* Exercise task *
Pull out every line below that holds the word "title".

* Data rows *
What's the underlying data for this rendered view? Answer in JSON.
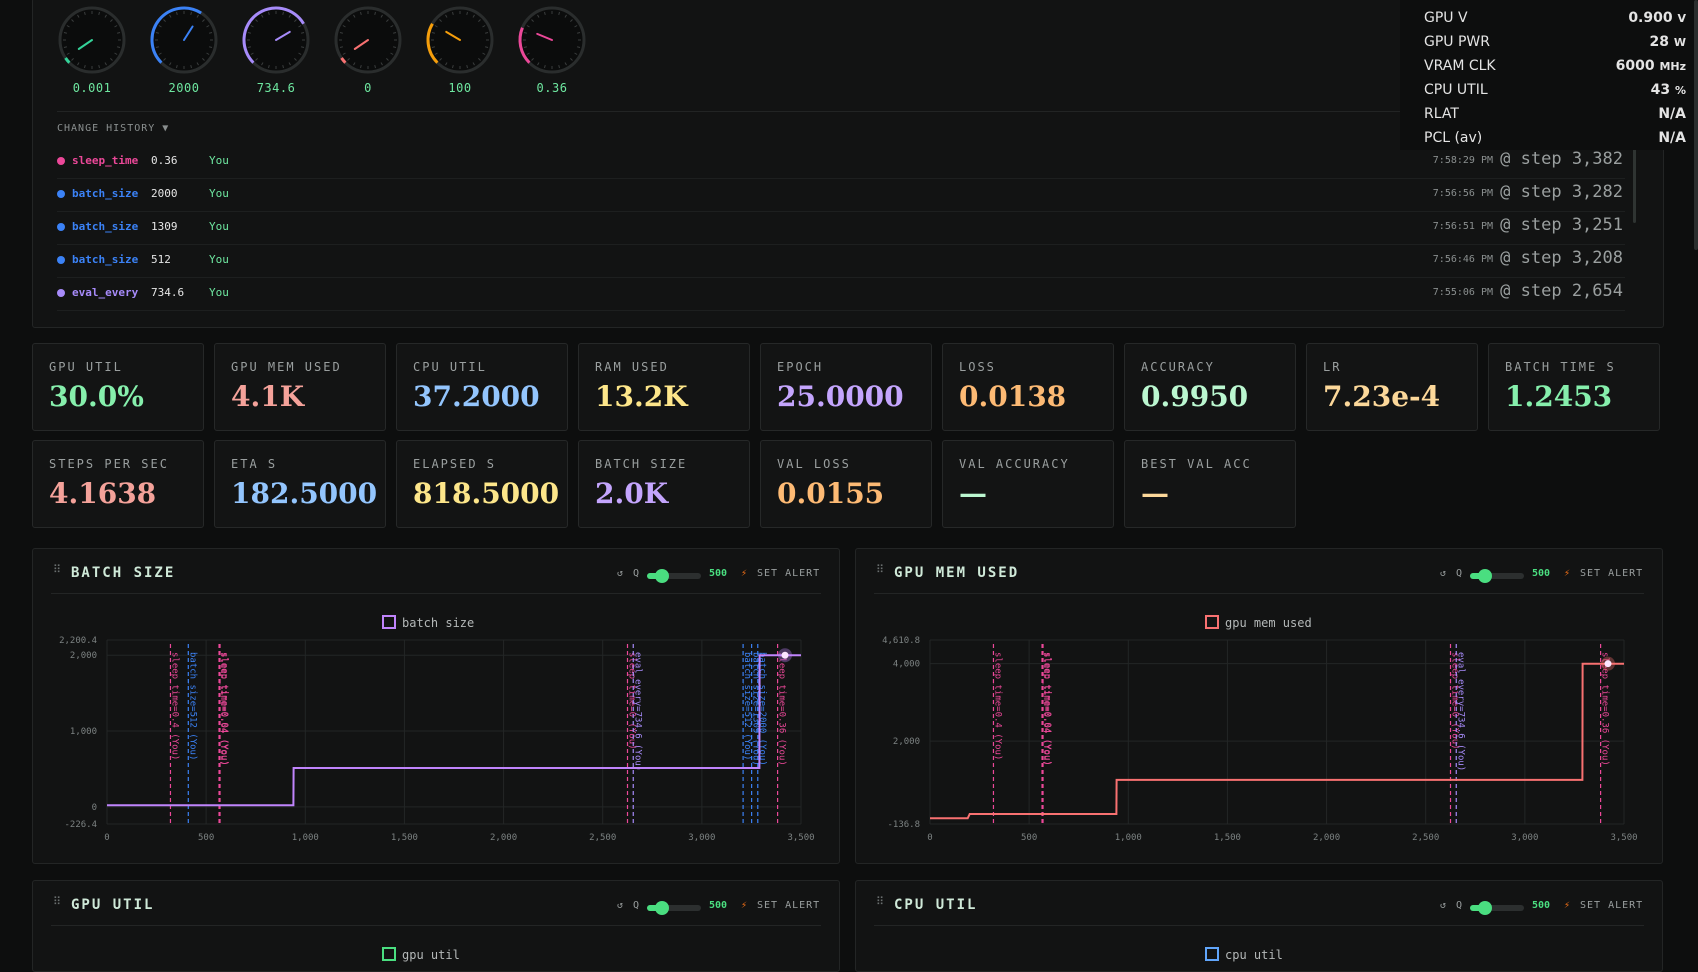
{
  "gauges": [
    {
      "value": "0.001",
      "color": "#34d399",
      "fraction": 0.02
    },
    {
      "value": "2000",
      "color": "#3b82f6",
      "fraction": 0.62
    },
    {
      "value": "734.6",
      "color": "#a78bfa",
      "fraction": 0.72
    },
    {
      "value": "0",
      "color": "#f87171",
      "fraction": 0.0
    },
    {
      "value": "100",
      "color": "#f59e0b",
      "fraction": 0.28
    },
    {
      "value": "0.36",
      "color": "#ec4899",
      "fraction": 0.25
    }
  ],
  "history": {
    "title": "CHANGE HISTORY ▼",
    "rows": [
      {
        "param": "sleep_time",
        "value": "0.36",
        "user": "You",
        "time": "7:58:29 PM",
        "step": "@ step 3,382",
        "color": "#ec4899"
      },
      {
        "param": "batch_size",
        "value": "2000",
        "user": "You",
        "time": "7:56:56 PM",
        "step": "@ step 3,282",
        "color": "#3b82f6"
      },
      {
        "param": "batch_size",
        "value": "1309",
        "user": "You",
        "time": "7:56:51 PM",
        "step": "@ step 3,251",
        "color": "#3b82f6"
      },
      {
        "param": "batch_size",
        "value": "512",
        "user": "You",
        "time": "7:56:46 PM",
        "step": "@ step 3,208",
        "color": "#3b82f6"
      },
      {
        "param": "eval_every",
        "value": "734.6",
        "user": "You",
        "time": "7:55:06 PM",
        "step": "@ step 2,654",
        "color": "#a78bfa"
      }
    ]
  },
  "overlay_stats": [
    {
      "key": "GPU V",
      "value": "0.900",
      "unit": "V"
    },
    {
      "key": "GPU PWR",
      "value": "28",
      "unit": "W"
    },
    {
      "key": "VRAM CLK",
      "value": "6000",
      "unit": "MHz"
    },
    {
      "key": "CPU UTIL",
      "value": "43",
      "unit": "%"
    },
    {
      "key": "RLAT",
      "value": "N/A",
      "unit": ""
    },
    {
      "key": "PCL (av)",
      "value": "N/A",
      "unit": ""
    }
  ],
  "metrics_row1": [
    {
      "label": "GPU UTIL",
      "value": "30.0%",
      "color": "#86efac"
    },
    {
      "label": "GPU MEM USED",
      "value": "4.1K",
      "color": "#f4a29a"
    },
    {
      "label": "CPU UTIL",
      "value": "37.2000",
      "color": "#93c5fd"
    },
    {
      "label": "RAM USED",
      "value": "13.2K",
      "color": "#fde68a"
    },
    {
      "label": "EPOCH",
      "value": "25.0000",
      "color": "#c4a5fd"
    },
    {
      "label": "LOSS",
      "value": "0.0138",
      "color": "#fdba74"
    },
    {
      "label": "ACCURACY",
      "value": "0.9950",
      "color": "#bbf7d0"
    },
    {
      "label": "LR",
      "value": "7.23e-4",
      "color": "#fcd89a"
    },
    {
      "label": "BATCH TIME S",
      "value": "1.2453",
      "color": "#86efac"
    }
  ],
  "metrics_row2": [
    {
      "label": "STEPS PER SEC",
      "value": "4.1638",
      "color": "#f4a29a"
    },
    {
      "label": "ETA S",
      "value": "182.5000",
      "color": "#93c5fd"
    },
    {
      "label": "ELAPSED S",
      "value": "818.5000",
      "color": "#fde68a"
    },
    {
      "label": "BATCH SIZE",
      "value": "2.0K",
      "color": "#c4a5fd"
    },
    {
      "label": "VAL LOSS",
      "value": "0.0155",
      "color": "#fdba74"
    },
    {
      "label": "VAL ACCURACY",
      "value": "—",
      "color": "#bbf7d0"
    },
    {
      "label": "BEST VAL ACC",
      "value": "—",
      "color": "#fcd89a"
    }
  ],
  "controls": {
    "reset": "↺",
    "q": "Q",
    "window": "500",
    "alert_icon": "⚡",
    "alert": "SET ALERT"
  },
  "panels": [
    {
      "title": "BATCH SIZE",
      "legend": "batch size",
      "color": "#c084fc"
    },
    {
      "title": "GPU MEM USED",
      "legend": "gpu mem used",
      "color": "#f87171"
    },
    {
      "title": "GPU UTIL",
      "legend": "gpu util",
      "color": "#4ade80"
    },
    {
      "title": "CPU UTIL",
      "legend": "cpu util",
      "color": "#60a5fa"
    }
  ],
  "chart_data": [
    {
      "type": "line",
      "title": "BATCH SIZE",
      "series": [
        {
          "name": "batch size",
          "x": [
            0,
            940,
            941,
            3290,
            3291,
            3500
          ],
          "y": [
            20,
            20,
            512,
            512,
            2000,
            2000
          ]
        }
      ],
      "ylim": [
        -226.4,
        2200.4
      ],
      "yticks": [
        "2,200.4",
        "2,000",
        "1,000",
        "0",
        "-226.4"
      ],
      "ytick_values": [
        2200.4,
        2000,
        1000,
        0,
        -226.4
      ],
      "xlim": [
        0,
        3500
      ],
      "xticks": [
        "0",
        "500",
        "1,000",
        "1,500",
        "2,000",
        "2,500",
        "3,000",
        "3,500"
      ],
      "xtick_values": [
        0,
        500,
        1000,
        1500,
        2000,
        2500,
        3000,
        3500
      ],
      "annotations": [
        {
          "x": 320,
          "label": "sleep_time=0.4 (You)",
          "color": "#ec4899"
        },
        {
          "x": 410,
          "label": "batch_size=512 (You)",
          "color": "#3b82f6"
        },
        {
          "x": 565,
          "label": "sleep_time=0.04 (You)",
          "color": "#ec4899"
        },
        {
          "x": 570,
          "label": "sleep_time=0.04 (You)",
          "color": "#ec4899"
        },
        {
          "x": 2625,
          "label": "sleep_time=0 (You)",
          "color": "#ec4899"
        },
        {
          "x": 2654,
          "label": "eval_every=734.6 (You)",
          "color": "#a78bfa"
        },
        {
          "x": 3208,
          "label": "batch_size=512 (You)",
          "color": "#3b82f6"
        },
        {
          "x": 3251,
          "label": "batch_size=1309 (You)",
          "color": "#3b82f6"
        },
        {
          "x": 3282,
          "label": "batch_size=2000 (You)",
          "color": "#3b82f6"
        },
        {
          "x": 3382,
          "label": "sleep_time=0.36 (You)",
          "color": "#ec4899"
        }
      ]
    },
    {
      "type": "line",
      "title": "GPU MEM USED",
      "series": [
        {
          "name": "gpu mem used",
          "x": [
            0,
            190,
            200,
            940,
            941,
            3290,
            3291,
            3500
          ],
          "y": [
            10,
            10,
            120,
            120,
            1000,
            1000,
            4000,
            4000
          ]
        }
      ],
      "ylim": [
        -136.8,
        4610.8
      ],
      "yticks": [
        "4,610.8",
        "4,000",
        "2,000",
        "-136.8"
      ],
      "ytick_values": [
        4610.8,
        4000,
        2000,
        -136.8
      ],
      "xlim": [
        0,
        3500
      ],
      "xticks": [
        "0",
        "500",
        "1,000",
        "1,500",
        "2,000",
        "2,500",
        "3,000",
        "3,500"
      ],
      "xtick_values": [
        0,
        500,
        1000,
        1500,
        2000,
        2500,
        3000,
        3500
      ],
      "annotations": [
        {
          "x": 320,
          "label": "sleep_time=0.4 (You)",
          "color": "#ec4899"
        },
        {
          "x": 565,
          "label": "sleep_time=0.04 (You)",
          "color": "#ec4899"
        },
        {
          "x": 570,
          "label": "sleep_time=0.04 (You)",
          "color": "#ec4899"
        },
        {
          "x": 2625,
          "label": "sleep_time=0 (You)",
          "color": "#ec4899"
        },
        {
          "x": 2654,
          "label": "eval_every=734.6 (You)",
          "color": "#a78bfa"
        },
        {
          "x": 3382,
          "label": "sleep_time=0.36 (You)",
          "color": "#ec4899"
        }
      ]
    }
  ]
}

* Output for this exercise *
    "title": "CHANGE HISTORY ▼",
      "title": "BATCH SIZE",
      "title": "GPU MEM USED",
      "title": "GPU UTIL",
      "title": "CPU UTIL",
      "title": "BATCH SIZE",
      "title": "GPU MEM USED",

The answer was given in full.